*PROVIDED INFORMATION:*
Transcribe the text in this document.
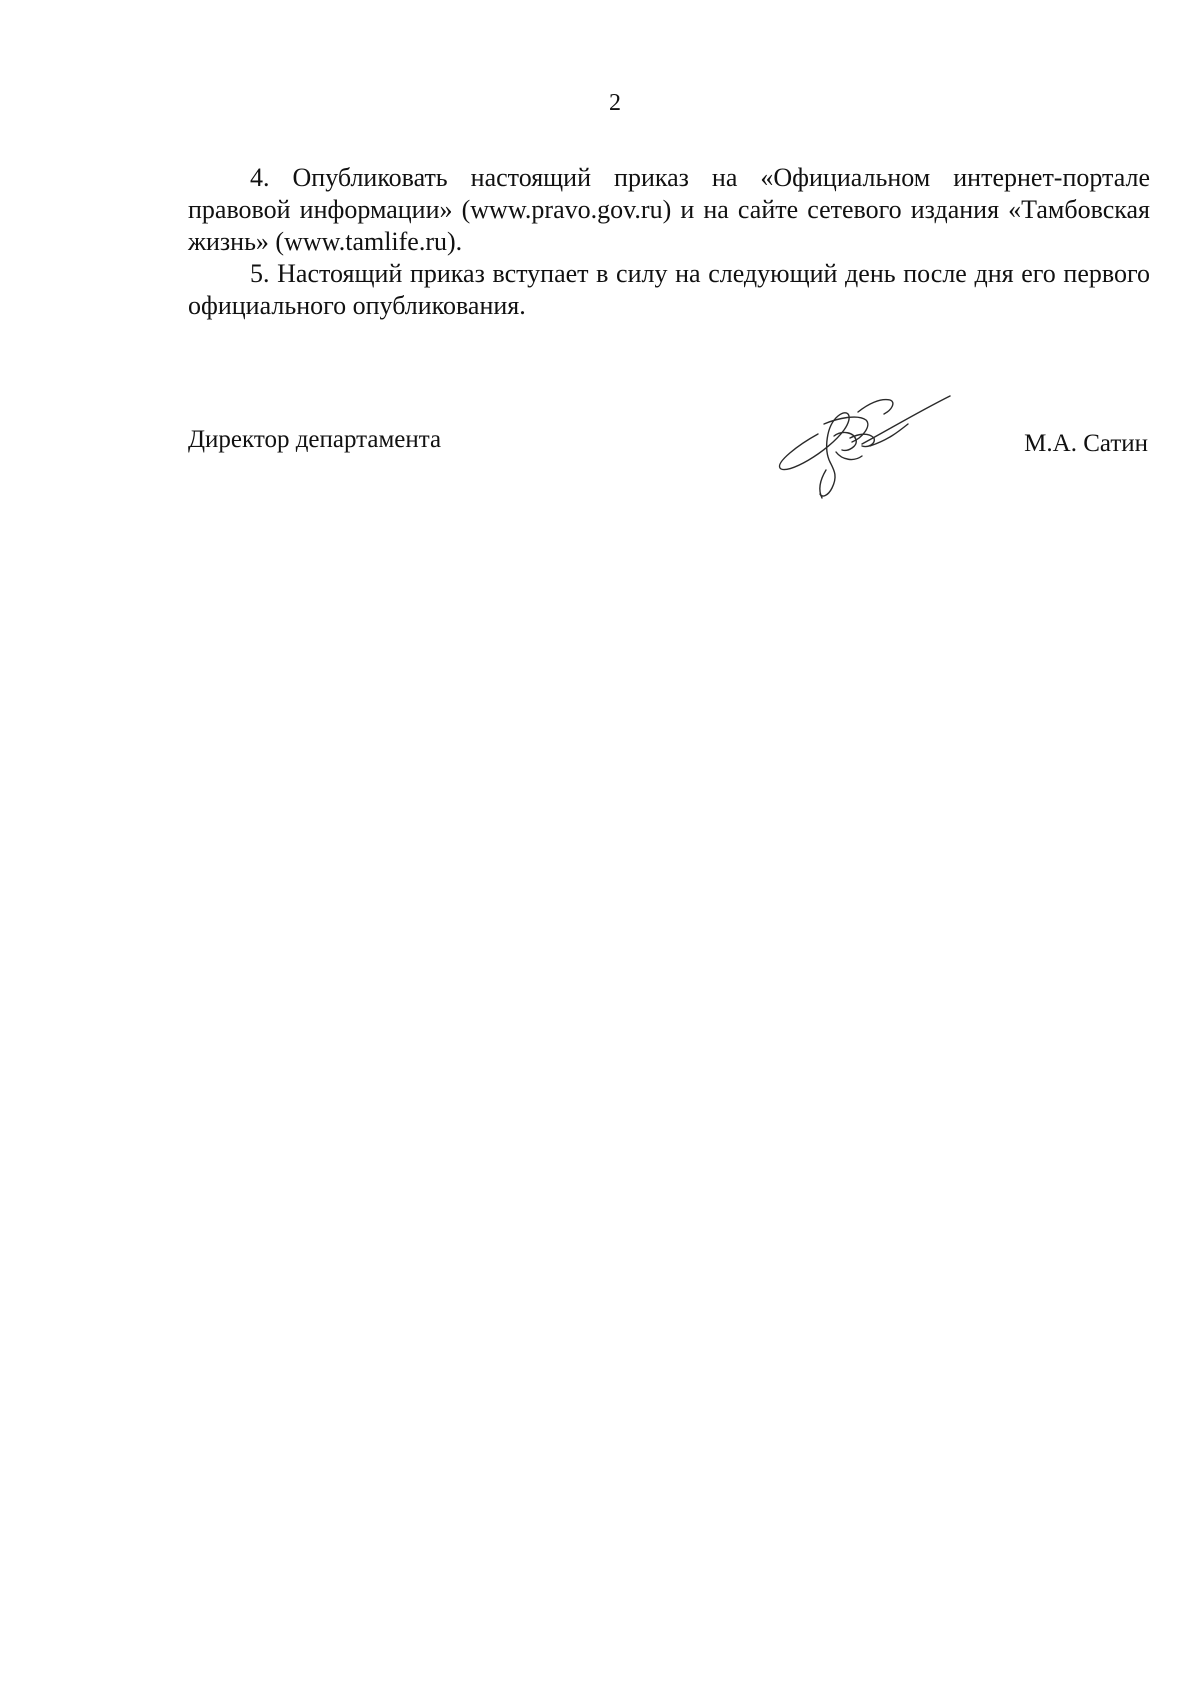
2

4. Опубликовать настоящий приказ на «Официальном интернет-портале правовой информации» (www.pravo.gov.ru) и на сайте сетевого издания «Тамбовская жизнь» (www.tamlife.ru).

5. Настоящий приказ вступает в силу на следующий день после дня его первого официального опубликования.

Директор департамента	М.А. Сатин
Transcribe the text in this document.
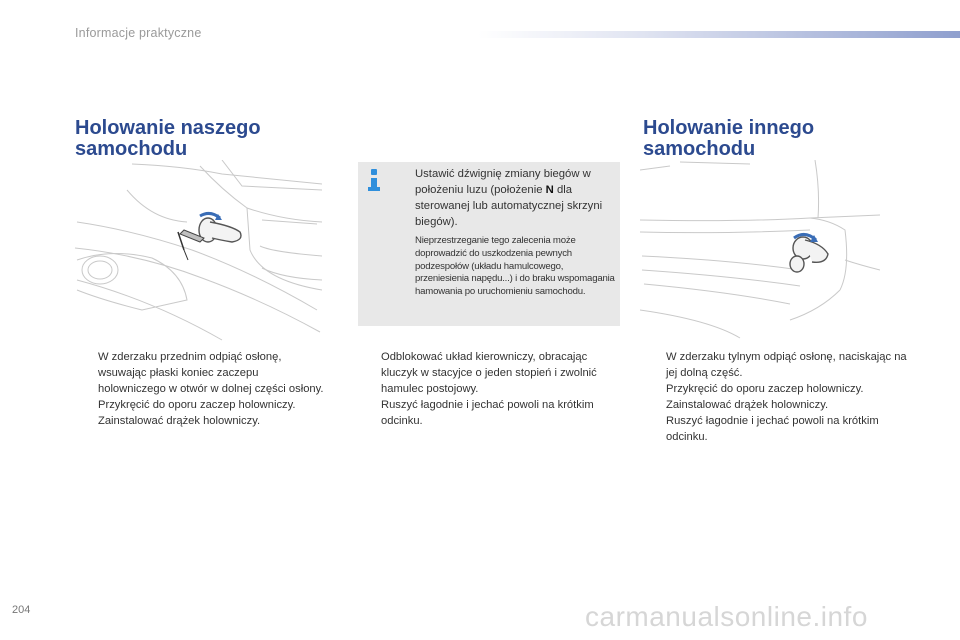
Informacje praktyczne
Holowanie naszego
samochodu
Holowanie innego
samochodu
Ustawić dźwignię zmiany biegów w położeniu luzu (położenie N dla sterowanej lub automatycznej skrzyni biegów).
Nieprzestrzeganie tego zalecenia może doprowadzić do uszkodzenia pewnych podzespołów (układu hamulcowego, przeniesienia napędu...) i do braku wspomagania hamowania po uruchomieniu samochodu.
W zderzaku przednim odpiąć osłonę, wsuwając płaski koniec zaczepu holowniczego w otwór w dolnej części osłony.
Przykręcić do oporu zaczep holowniczy.
Zainstalować drążek holowniczy.
Odblokować układ kierowniczy, obracając kluczyk w stacyjce o jeden stopień i zwolnić hamulec postojowy.
Ruszyć łagodnie i jechać powoli na krótkim odcinku.
W zderzaku tylnym odpiąć osłonę, naciskając na jej dolną część.
Przykręcić do oporu zaczep holowniczy.
Zainstalować drążek holowniczy.
Ruszyć łagodnie i jechać powoli na krótkim odcinku.
204	carmanualsonline.info
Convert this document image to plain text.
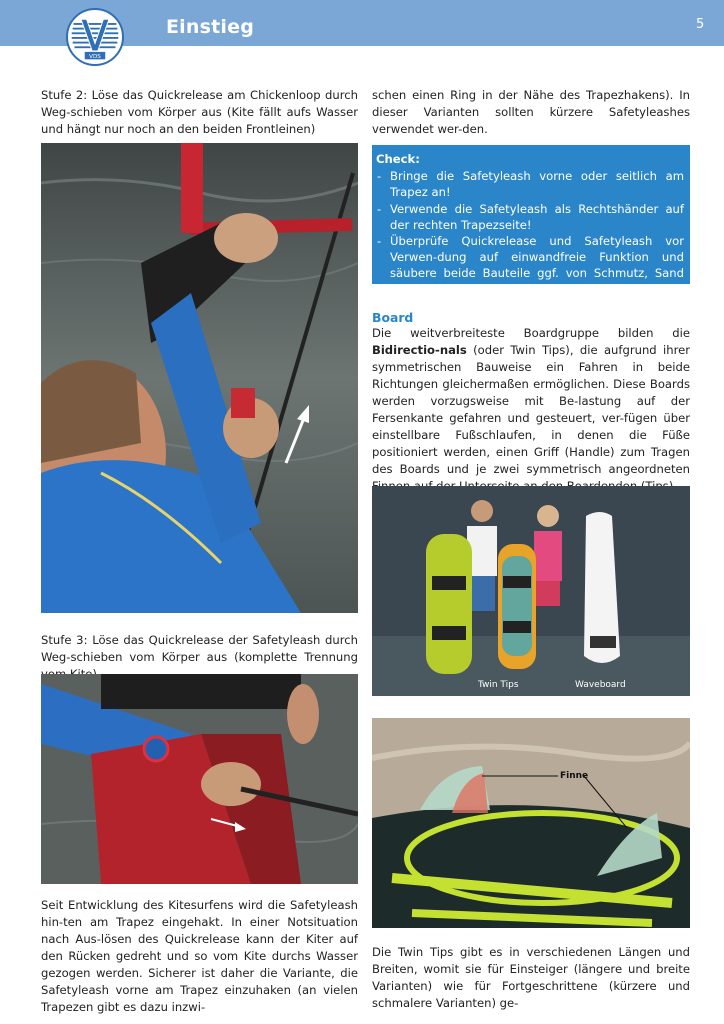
VDS
Einstieg	5
Stufe 2: Löse das Quickrelease am Chickenloop durch Weg-schieben vom Körper aus (Kite fällt aufs Wasser und hängt nur noch an den beiden Frontleinen)
Stufe 3: Löse das Quickrelease der Safetyleash durch Weg-schieben vom Körper aus (komplette Trennung
Seit Entwicklung des Kitesurfens wird die Safetyleash hin-ten am Trapez eingehakt. In einer Notsituation nach Aus-lösen des Quickrelease kann der Kiter auf den Rücken gedreht und so vom Kite durchs Wasser gezogen werden. Sicherer ist daher die Variante, die Safetyleash vorne am Trapez einzuhaken (an vielen Trapezen gibt es dazu inzwi-
schen einen Ring in der Nähe des Trapezhakens). In dieser Varianten sollten kürzere Safetyleashes verwendet wer-den.
Check:
- Bringe die Safetyleash vorne oder seitlich am Trapez an!
- Verwende die Safetyleash als Rechtshänder auf der rechten Trapezseite!
- Überprüfe Quickrelease und Safetyleash vor Verwen-dung auf einwandfreie Funktion und säubere beide Bauteile ggf. von Schmutz, Sand und kleinen Steinen.
Board
Die weitverbreiteste Boardgruppe bilden die Bidirectio-nals (oder Twin Tips), die aufgrund ihrer symmetrischen Bauweise ein Fahren in beide Richtungen gleichermaßen ermöglichen. Diese Boards werden vorzugsweise mit Be-lastung auf der Fersenkante gefahren und gesteuert, ver-fügen über einstellbare Fußschlaufen, in denen die Füße positioniert werden, einen Griff (Handle) zum Tragen des Boards und je zwei symmetrisch angeordneten
Twin Tips	Waveboard
Finne
Die Twin Tips gibt es in verschiedenen Längen und Breiten, womit sie für Einsteiger (längere und breite Varianten) wie für Fortgeschrittene (kürzere und schmalere Varianten) ge-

*TASK INSTRUCTIONS:* Print out the whole of the material word for word, without pictures.

*RESPONSE FOR THIS EXERCISE:*
Transcribe the text in this document.
2

4. Опубликовать настоящий приказ на «Официальном интернет-портале правовой информации» (www.pravo.gov.ru) и на сайте сетевого издания «Тамбовская жизнь» (www.tamlife.ru).

5. Настоящий приказ вступает в силу на следующий день после дня его первого официального опубликования.

Директор департамента	М.А. Сатин
Transcribe the text in this document.
Informacje praktyczne
Holowanie naszego
samochodu
Holowanie innego
samochodu
Ustawić dźwignię zmiany biegów w położeniu luzu (położenie N dla sterowanej lub automatycznej skrzyni biegów).
Nieprzestrzeganie tego zalecenia może doprowadzić do uszkodzenia pewnych podzespołów (układu hamulcowego, przeniesienia napędu...) i do braku wspomagania hamowania po uruchomieniu samochodu.
W zderzaku przednim odpiąć osłonę, wsuwając płaski koniec zaczepu holowniczego w otwór w dolnej części osłony.
Przykręcić do oporu zaczep holowniczy.
Zainstalować drążek holowniczy.
Odblokować układ kierowniczy, obracając kluczyk w stacyjce o jeden stopień i zwolnić hamulec postojowy.
Ruszyć łagodnie i jechać powoli na krótkim odcinku.
W zderzaku tylnym odpiąć osłonę, naciskając na jej dolną część.
Przykręcić do oporu zaczep holowniczy.
Zainstalować drążek holowniczy.
Ruszyć łagodnie i jechać powoli na krótkim odcinku.
204	carmanualsonline.info
Convert this document image to plain text.
VDS
Einstieg	5
Stufe 2: Löse das Quickrelease am Chickenloop durch Weg-schieben vom Körper aus (Kite fällt aufs Wasser und hängt nur noch an den beiden Frontleinen)
Stufe 3: Löse das Quickrelease der Safetyleash durch Weg-schieben vom Körper aus (komplette Trennung
Seit Entwicklung des Kitesurfens wird die Safetyleash hin-ten am Trapez eingehakt. In einer Notsituation nach Aus-lösen des Quickrelease kann der Kiter auf den Rücken gedreht und so vom Kite durchs Wasser gezogen werden. Sicherer ist daher die Variante, die Safetyleash vorne am Trapez einzuhaken (an vielen Trapezen gibt es dazu inzwi-
schen einen Ring in der Nähe des Trapezhakens). In dieser Varianten sollten kürzere Safetyleashes verwendet wer-den.
Check:
- Bringe die Safetyleash vorne oder seitlich am Trapez an!
- Verwende die Safetyleash als Rechtshänder auf der rechten Trapezseite!
- Überprüfe Quickrelease und Safetyleash vor Verwen-dung auf einwandfreie Funktion und säubere beide Bauteile ggf. von Schmutz, Sand und kleinen Steinen.
Board
Die weitverbreiteste Boardgruppe bilden die Bidirectio-nals (oder Twin Tips), die aufgrund ihrer symmetrischen Bauweise ein Fahren in beide Richtungen gleichermaßen ermöglichen. Diese Boards werden vorzugsweise mit Be-lastung auf der Fersenkante gefahren und gesteuert, ver-fügen über einstellbare Fußschlaufen, in denen die Füße positioniert werden, einen Griff (Handle) zum Tragen des Boards und je zwei symmetrisch angeordneten
Twin Tips	Waveboard
Finne
Die Twin Tips gibt es in verschiedenen Längen und Breiten, womit sie für Einsteiger (längere und breite Varianten) wie für Fortgeschrittene (kürzere und schmalere Varianten) ge-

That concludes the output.